§ **DATA PROVIDED**:
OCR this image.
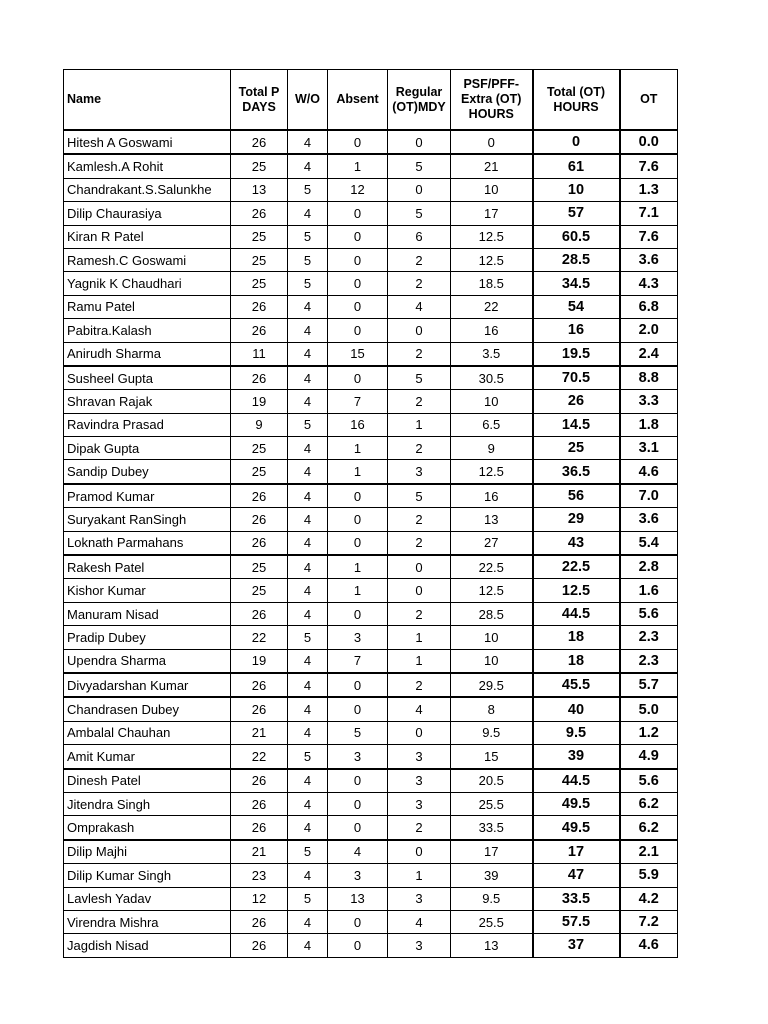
Name	Total P DAYS	W/O	Absent	Regular (OT)MDY	PSF/PFF-Extra (OT) HOURS	Total (OT) HOURS	OT
Hitesh A Goswami	26	4	0	0	0	0	0.0
Kamlesh.A Rohit	25	4	1	5	21	61	7.6
Chandrakant.S.Salunkhe	13	5	12	0	10	10	1.3
Dilip Chaurasiya	26	4	0	5	17	57	7.1
Kiran R Patel	25	5	0	6	12.5	60.5	7.6
Ramesh.C Goswami	25	5	0	2	12.5	28.5	3.6
Yagnik K Chaudhari	25	5	0	2	18.5	34.5	4.3
Ramu Patel	26	4	0	4	22	54	6.8
Pabitra.Kalash	26	4	0	0	16	16	2.0
Anirudh Sharma	11	4	15	2	3.5	19.5	2.4
Susheel Gupta	26	4	0	5	30.5	70.5	8.8
Shravan Rajak	19	4	7	2	10	26	3.3
Ravindra Prasad	9	5	16	1	6.5	14.5	1.8
Dipak Gupta	25	4	1	2	9	25	3.1
Sandip Dubey	25	4	1	3	12.5	36.5	4.6
Pramod Kumar	26	4	0	5	16	56	7.0
Suryakant RanSingh	26	4	0	2	13	29	3.6
Loknath Parmahans	26	4	0	2	27	43	5.4
Rakesh Patel	25	4	1	0	22.5	22.5	2.8
Kishor Kumar	25	4	1	0	12.5	12.5	1.6
Manuram Nisad	26	4	0	2	28.5	44.5	5.6
Pradip Dubey	22	5	3	1	10	18	2.3
Upendra Sharma	19	4	7	1	10	18	2.3
Divyadarshan Kumar	26	4	0	2	29.5	45.5	5.7
Chandrasen Dubey	26	4	0	4	8	40	5.0
Ambalal Chauhan	21	4	5	0	9.5	9.5	1.2
Amit Kumar	22	5	3	3	15	39	4.9
Dinesh Patel	26	4	0	3	20.5	44.5	5.6
Jitendra Singh	26	4	0	3	25.5	49.5	6.2
Omprakash	26	4	0	2	33.5	49.5	6.2
Dilip Majhi	21	5	4	0	17	17	2.1
Dilip Kumar Singh	23	4	3	1	39	47	5.9
Lavlesh Yadav	12	5	13	3	9.5	33.5	4.2
Virendra Mishra	26	4	0	4	25.5	57.5	7.2
Jagdish Nisad	26	4	0	3	13	37	4.6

§ **TASK GOAL**: From the entries above, extract every line where the word "Dubey" appears.

§ **FINAL ANSWER**:
Sandip Dubey	25	4	1	3	12.5	36.5	4.6
Pradip Dubey	22	5	3	1	10	18	2.3
Chandrasen Dubey	26	4	0	4	8	40	5.0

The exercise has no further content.